Task objective » State the number of lines in these records that include the word "wurden", and add nothing to it.

Provided records »
═══

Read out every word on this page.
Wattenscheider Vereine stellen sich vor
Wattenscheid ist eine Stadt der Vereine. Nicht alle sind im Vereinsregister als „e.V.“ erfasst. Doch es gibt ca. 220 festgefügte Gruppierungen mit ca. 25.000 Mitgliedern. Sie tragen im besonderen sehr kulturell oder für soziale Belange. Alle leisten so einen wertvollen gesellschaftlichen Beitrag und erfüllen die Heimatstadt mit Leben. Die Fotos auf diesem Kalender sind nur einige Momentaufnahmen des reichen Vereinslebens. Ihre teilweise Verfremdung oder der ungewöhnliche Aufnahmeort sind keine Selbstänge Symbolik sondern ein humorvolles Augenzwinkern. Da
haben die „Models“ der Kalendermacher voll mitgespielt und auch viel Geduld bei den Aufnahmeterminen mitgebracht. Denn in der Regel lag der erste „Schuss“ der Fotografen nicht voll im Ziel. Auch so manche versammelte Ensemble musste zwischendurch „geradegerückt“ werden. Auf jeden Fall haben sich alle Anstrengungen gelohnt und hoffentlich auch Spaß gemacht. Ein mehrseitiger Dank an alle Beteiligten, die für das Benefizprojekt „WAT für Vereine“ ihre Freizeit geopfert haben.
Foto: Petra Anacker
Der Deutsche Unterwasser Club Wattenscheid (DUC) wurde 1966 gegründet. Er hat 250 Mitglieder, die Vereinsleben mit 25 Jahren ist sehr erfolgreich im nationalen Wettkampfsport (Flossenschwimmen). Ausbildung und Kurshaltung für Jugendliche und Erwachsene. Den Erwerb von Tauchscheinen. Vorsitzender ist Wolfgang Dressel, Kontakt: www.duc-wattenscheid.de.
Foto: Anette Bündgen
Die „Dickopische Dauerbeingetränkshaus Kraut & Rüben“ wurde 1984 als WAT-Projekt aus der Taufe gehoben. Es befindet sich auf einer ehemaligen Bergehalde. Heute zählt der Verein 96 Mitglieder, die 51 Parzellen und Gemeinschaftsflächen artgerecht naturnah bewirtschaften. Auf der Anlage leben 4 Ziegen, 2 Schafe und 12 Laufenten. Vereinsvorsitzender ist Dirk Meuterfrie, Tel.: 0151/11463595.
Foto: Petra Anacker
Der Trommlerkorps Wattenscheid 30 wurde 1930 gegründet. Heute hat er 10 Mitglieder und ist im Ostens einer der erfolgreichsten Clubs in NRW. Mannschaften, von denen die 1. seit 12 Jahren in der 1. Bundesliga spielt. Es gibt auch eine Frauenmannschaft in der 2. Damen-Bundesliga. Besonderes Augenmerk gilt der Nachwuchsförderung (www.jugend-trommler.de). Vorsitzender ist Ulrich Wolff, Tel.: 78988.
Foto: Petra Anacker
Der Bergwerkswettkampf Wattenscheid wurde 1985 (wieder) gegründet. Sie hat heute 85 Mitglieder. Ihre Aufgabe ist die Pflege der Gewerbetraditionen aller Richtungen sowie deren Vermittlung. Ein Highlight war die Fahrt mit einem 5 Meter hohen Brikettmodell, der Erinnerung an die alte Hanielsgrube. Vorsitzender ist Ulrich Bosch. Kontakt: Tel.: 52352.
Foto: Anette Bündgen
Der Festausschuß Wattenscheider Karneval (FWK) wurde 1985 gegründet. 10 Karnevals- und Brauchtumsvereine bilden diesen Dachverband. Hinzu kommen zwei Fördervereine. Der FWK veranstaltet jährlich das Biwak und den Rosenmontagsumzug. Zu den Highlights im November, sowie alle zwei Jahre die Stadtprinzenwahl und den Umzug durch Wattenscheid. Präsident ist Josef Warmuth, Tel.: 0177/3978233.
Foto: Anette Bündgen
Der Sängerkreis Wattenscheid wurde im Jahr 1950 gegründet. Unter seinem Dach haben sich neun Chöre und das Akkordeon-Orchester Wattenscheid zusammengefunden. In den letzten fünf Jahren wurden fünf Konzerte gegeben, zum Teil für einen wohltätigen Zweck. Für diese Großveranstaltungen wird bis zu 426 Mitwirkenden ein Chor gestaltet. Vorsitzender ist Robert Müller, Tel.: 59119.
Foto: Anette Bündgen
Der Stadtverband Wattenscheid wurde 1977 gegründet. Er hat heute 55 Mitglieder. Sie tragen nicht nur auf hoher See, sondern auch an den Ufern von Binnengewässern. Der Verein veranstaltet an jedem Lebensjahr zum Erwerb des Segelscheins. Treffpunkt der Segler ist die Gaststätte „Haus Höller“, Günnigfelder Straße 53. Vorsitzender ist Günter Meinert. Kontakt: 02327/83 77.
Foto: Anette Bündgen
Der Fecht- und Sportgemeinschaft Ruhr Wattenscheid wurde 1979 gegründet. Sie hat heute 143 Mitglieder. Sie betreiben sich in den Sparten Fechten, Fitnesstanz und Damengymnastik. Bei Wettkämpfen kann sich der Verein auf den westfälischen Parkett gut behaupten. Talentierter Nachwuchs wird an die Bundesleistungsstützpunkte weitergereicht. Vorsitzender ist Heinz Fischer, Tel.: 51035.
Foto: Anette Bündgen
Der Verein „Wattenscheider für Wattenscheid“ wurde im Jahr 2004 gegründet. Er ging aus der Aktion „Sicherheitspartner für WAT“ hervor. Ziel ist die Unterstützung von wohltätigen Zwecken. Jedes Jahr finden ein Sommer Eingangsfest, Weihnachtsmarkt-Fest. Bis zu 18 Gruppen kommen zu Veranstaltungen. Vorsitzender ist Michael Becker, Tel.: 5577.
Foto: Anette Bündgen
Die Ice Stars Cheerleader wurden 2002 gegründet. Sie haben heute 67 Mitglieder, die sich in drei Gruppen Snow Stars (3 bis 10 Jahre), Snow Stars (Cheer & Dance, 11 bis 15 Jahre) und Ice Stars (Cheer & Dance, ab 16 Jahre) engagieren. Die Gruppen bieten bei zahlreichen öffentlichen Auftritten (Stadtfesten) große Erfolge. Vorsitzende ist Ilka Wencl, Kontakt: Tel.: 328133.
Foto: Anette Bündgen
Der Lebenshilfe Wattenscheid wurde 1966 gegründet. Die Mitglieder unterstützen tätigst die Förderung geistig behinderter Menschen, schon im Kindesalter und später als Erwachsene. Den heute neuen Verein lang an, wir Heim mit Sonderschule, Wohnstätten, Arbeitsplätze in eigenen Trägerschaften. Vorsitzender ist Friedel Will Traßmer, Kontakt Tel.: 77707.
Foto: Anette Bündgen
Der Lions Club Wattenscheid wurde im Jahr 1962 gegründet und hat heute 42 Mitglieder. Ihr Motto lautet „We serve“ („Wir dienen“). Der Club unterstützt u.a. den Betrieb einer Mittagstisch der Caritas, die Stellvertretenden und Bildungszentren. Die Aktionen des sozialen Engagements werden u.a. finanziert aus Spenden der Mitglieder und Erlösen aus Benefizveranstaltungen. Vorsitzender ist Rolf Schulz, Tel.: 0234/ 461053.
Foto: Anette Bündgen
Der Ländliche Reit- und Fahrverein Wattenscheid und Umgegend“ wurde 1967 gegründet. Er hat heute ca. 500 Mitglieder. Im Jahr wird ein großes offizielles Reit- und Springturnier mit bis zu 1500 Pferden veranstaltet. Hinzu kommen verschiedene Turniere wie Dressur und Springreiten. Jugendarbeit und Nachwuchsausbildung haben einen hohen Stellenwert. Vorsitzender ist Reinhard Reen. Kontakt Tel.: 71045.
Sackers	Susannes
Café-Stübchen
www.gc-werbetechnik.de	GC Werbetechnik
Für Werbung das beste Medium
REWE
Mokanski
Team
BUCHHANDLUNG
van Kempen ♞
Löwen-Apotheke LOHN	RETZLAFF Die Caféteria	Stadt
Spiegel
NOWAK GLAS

═══

Solution to the exercise » 2